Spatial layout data

================

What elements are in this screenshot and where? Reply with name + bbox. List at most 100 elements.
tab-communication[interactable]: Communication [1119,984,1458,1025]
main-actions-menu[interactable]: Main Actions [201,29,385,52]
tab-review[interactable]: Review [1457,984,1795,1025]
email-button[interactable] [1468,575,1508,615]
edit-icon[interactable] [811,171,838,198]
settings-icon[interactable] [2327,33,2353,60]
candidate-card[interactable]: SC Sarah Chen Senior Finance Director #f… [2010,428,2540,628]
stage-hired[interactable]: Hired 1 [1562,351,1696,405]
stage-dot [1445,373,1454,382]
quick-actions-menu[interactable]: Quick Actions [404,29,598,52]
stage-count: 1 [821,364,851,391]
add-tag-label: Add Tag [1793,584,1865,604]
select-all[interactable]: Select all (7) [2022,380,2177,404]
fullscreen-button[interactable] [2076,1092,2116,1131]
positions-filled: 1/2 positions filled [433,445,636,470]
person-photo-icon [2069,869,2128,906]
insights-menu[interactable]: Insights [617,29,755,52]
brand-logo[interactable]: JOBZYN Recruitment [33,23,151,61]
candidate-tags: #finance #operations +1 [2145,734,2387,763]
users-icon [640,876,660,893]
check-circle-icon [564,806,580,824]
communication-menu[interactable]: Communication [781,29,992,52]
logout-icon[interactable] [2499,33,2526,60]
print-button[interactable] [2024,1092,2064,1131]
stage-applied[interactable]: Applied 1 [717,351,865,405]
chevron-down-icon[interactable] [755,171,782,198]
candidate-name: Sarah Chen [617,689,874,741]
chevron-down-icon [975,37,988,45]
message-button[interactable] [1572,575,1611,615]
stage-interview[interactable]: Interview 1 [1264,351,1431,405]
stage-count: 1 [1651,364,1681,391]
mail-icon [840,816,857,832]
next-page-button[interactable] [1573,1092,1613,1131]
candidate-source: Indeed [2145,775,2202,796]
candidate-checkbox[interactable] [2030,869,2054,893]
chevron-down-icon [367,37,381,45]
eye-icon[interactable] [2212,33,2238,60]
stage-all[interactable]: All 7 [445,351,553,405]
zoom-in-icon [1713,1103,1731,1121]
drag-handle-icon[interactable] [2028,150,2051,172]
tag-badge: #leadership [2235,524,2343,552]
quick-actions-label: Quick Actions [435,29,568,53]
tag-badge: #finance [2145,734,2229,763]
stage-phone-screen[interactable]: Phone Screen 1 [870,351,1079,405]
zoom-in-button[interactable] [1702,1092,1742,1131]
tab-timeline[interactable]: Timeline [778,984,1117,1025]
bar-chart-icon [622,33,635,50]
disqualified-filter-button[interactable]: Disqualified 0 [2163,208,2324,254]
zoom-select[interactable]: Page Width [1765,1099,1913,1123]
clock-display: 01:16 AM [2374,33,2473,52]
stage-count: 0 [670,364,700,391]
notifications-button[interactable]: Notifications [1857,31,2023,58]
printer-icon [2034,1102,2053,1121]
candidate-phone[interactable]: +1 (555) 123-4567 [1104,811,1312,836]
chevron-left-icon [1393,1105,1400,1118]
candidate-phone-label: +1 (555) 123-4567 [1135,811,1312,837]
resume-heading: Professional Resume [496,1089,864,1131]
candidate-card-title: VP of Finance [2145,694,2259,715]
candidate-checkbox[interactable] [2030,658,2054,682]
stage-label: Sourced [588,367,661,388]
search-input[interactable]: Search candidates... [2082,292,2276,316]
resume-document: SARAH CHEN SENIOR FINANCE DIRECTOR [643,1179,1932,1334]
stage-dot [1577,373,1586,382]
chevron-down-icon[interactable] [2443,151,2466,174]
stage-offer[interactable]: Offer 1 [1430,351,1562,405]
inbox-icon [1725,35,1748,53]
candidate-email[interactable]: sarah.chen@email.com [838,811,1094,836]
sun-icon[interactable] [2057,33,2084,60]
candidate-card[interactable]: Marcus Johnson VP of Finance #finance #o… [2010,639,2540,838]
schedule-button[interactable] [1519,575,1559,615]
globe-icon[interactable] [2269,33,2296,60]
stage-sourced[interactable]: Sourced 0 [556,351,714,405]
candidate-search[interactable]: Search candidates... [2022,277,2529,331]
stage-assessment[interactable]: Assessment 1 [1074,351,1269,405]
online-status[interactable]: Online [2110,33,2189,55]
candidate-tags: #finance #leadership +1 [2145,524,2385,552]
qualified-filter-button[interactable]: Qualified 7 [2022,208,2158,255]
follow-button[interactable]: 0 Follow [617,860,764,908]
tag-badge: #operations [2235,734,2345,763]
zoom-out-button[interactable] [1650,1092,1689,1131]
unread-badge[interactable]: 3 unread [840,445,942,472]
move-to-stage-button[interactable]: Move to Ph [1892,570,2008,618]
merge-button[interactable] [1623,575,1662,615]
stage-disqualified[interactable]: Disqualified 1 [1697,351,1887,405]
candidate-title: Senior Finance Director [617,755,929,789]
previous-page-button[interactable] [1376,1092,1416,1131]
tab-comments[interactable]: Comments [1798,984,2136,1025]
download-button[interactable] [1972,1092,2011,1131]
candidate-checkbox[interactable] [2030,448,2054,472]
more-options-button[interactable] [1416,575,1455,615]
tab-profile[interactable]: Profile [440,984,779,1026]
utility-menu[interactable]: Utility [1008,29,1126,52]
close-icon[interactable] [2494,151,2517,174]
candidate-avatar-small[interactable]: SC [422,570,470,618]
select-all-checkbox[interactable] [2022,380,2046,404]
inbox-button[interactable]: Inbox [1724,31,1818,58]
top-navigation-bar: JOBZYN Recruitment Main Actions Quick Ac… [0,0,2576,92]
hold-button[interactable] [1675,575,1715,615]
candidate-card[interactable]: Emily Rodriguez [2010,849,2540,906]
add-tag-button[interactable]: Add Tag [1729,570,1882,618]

================

Format every line of the material above as a numbered list, leaving out any blank lines.

1. What elements are in this screenshot and where? Reply with name + bbox. List at most 100 elements.
2. tab-communication[interactable]: Communication [1119,984,1458,1025]
3. main-actions-menu[interactable]: Main Actions [201,29,385,52]
4. tab-review[interactable]: Review [1457,984,1795,1025]
5. email-button[interactable] [1468,575,1508,615]
6. edit-icon[interactable] [811,171,838,198]
7. settings-icon[interactable] [2327,33,2353,60]
8. candidate-card[interactable]: SC Sarah Chen Senior Finance Director #f… [2010,428,2540,628]
9. stage-hired[interactable]: Hired 1 [1562,351,1696,405]
10. stage-dot [1445,373,1454,382]
11. quick-actions-menu[interactable]: Quick Actions [404,29,598,52]
12. stage-count: 1 [821,364,851,391]
13. add-tag-label: Add Tag [1793,584,1865,604]
14. select-all[interactable]: Select all (7) [2022,380,2177,404]
15. fullscreen-button[interactable] [2076,1092,2116,1131]
16. positions-filled: 1/2 positions filled [433,445,636,470]
17. person-photo-icon [2069,869,2128,906]
18. insights-menu[interactable]: Insights [617,29,755,52]
19. brand-logo[interactable]: JOBZYN Recruitment [33,23,151,61]
20. candidate-tags: #finance #operations +1 [2145,734,2387,763]
21. users-icon [640,876,660,893]
22. check-circle-icon [564,806,580,824]
23. communication-menu[interactable]: Communication [781,29,992,52]
24. logout-icon[interactable] [2499,33,2526,60]
25. print-button[interactable] [2024,1092,2064,1131]
26. stage-applied[interactable]: Applied 1 [717,351,865,405]
27. chevron-down-icon[interactable] [755,171,782,198]
28. candidate-name: Sarah Chen [617,689,874,741]
29. chevron-down-icon [975,37,988,45]
30. message-button[interactable] [1572,575,1611,615]
31. stage-interview[interactable]: Interview 1 [1264,351,1431,405]
32. stage-count: 1 [1651,364,1681,391]
33. mail-icon [840,816,857,832]
34. next-page-button[interactable] [1573,1092,1613,1131]
35. candidate-source: Indeed [2145,775,2202,796]
36. candidate-checkbox[interactable] [2030,869,2054,893]
37. chevron-down-icon [367,37,381,45]
38. eye-icon[interactable] [2212,33,2238,60]
39. stage-all[interactable]: All 7 [445,351,553,405]
40. zoom-in-icon [1713,1103,1731,1121]
41. drag-handle-icon[interactable] [2028,150,2051,172]
42. tag-badge: #leadership [2235,524,2343,552]
43. quick-actions-label: Quick Actions [435,29,568,53]
44. tag-badge: #finance [2145,734,2229,763]
45. stage-phone-screen[interactable]: Phone Screen 1 [870,351,1079,405]
46. zoom-in-button[interactable] [1702,1092,1742,1131]
47. tab-timeline[interactable]: Timeline [778,984,1117,1025]
48. bar-chart-icon [622,33,635,50]
49. disqualified-filter-button[interactable]: Disqualified 0 [2163,208,2324,254]
50. zoom-select[interactable]: Page Width [1765,1099,1913,1123]
51. clock-display: 01:16 AM [2374,33,2473,52]
52. stage-count: 0 [670,364,700,391]
53. notifications-button[interactable]: Notifications [1857,31,2023,58]
54. printer-icon [2034,1102,2053,1121]
55. candidate-phone[interactable]: +1 (555) 123-4567 [1104,811,1312,836]
56. chevron-left-icon [1393,1105,1400,1118]
57. candidate-phone-label: +1 (555) 123-4567 [1135,811,1312,837]
58. resume-heading: Professional Resume [496,1089,864,1131]
59. candidate-card-title: VP of Finance [2145,694,2259,715]
60. candidate-checkbox[interactable] [2030,658,2054,682]
61. stage-label: Sourced [588,367,661,388]
62. search-input[interactable]: Search candidates... [2082,292,2276,316]
63. resume-document: SARAH CHEN SENIOR FINANCE DIRECTOR [643,1179,1932,1334]
64. stage-dot [1577,373,1586,382]
65. chevron-down-icon[interactable] [2443,151,2466,174]
66. stage-offer[interactable]: Offer 1 [1430,351,1562,405]
67. inbox-icon [1725,35,1748,53]
68. candidate-email[interactable]: sarah.chen@email.com [838,811,1094,836]
69. sun-icon[interactable] [2057,33,2084,60]
70. candidate-card[interactable]: Marcus Johnson VP of Finance #finance #o… [2010,639,2540,838]
71. schedule-button[interactable] [1519,575,1559,615]
72. globe-icon[interactable] [2269,33,2296,60]
73. stage-sourced[interactable]: Sourced 0 [556,351,714,405]
74. candidate-search[interactable]: Search candidates... [2022,277,2529,331]
75. stage-assessment[interactable]: Assessment 1 [1074,351,1269,405]
76. online-status[interactable]: Online [2110,33,2189,55]
77. candidate-tags: #finance #leadership +1 [2145,524,2385,552]
78. qualified-filter-button[interactable]: Qualified 7 [2022,208,2158,255]
79. follow-button[interactable]: 0 Follow [617,860,764,908]
80. tag-badge: #operations [2235,734,2345,763]
81. zoom-out-button[interactable] [1650,1092,1689,1131]
82. unread-badge[interactable]: 3 unread [840,445,942,472]
83. move-to-stage-button[interactable]: Move to Ph [1892,570,2008,618]
84. merge-button[interactable] [1623,575,1662,615]
85. stage-disqualified[interactable]: Disqualified 1 [1697,351,1887,405]
86. candidate-title: Senior Finance Director [617,755,929,789]
87. previous-page-button[interactable] [1376,1092,1416,1131]
88. tab-comments[interactable]: Comments [1798,984,2136,1025]
89. download-button[interactable] [1972,1092,2011,1131]
90. candidate-checkbox[interactable] [2030,448,2054,472]
91. more-options-button[interactable] [1416,575,1455,615]
92. tab-profile[interactable]: Profile [440,984,779,1026]
93. utility-menu[interactable]: Utility [1008,29,1126,52]
94. close-icon[interactable] [2494,151,2517,174]
95. candidate-avatar-small[interactable]: SC [422,570,470,618]
96. select-all-checkbox[interactable] [2022,380,2046,404]
97. inbox-button[interactable]: Inbox [1724,31,1818,58]
98. top-navigation-bar: JOBZYN Recruitment Main Actions Quick Ac… [0,0,2576,92]
99. hold-button[interactable] [1675,575,1715,615]
100. candidate-card[interactable]: Emily Rodriguez [2010,849,2540,906]
101. add-tag-button[interactable]: Add Tag [1729,570,1882,618]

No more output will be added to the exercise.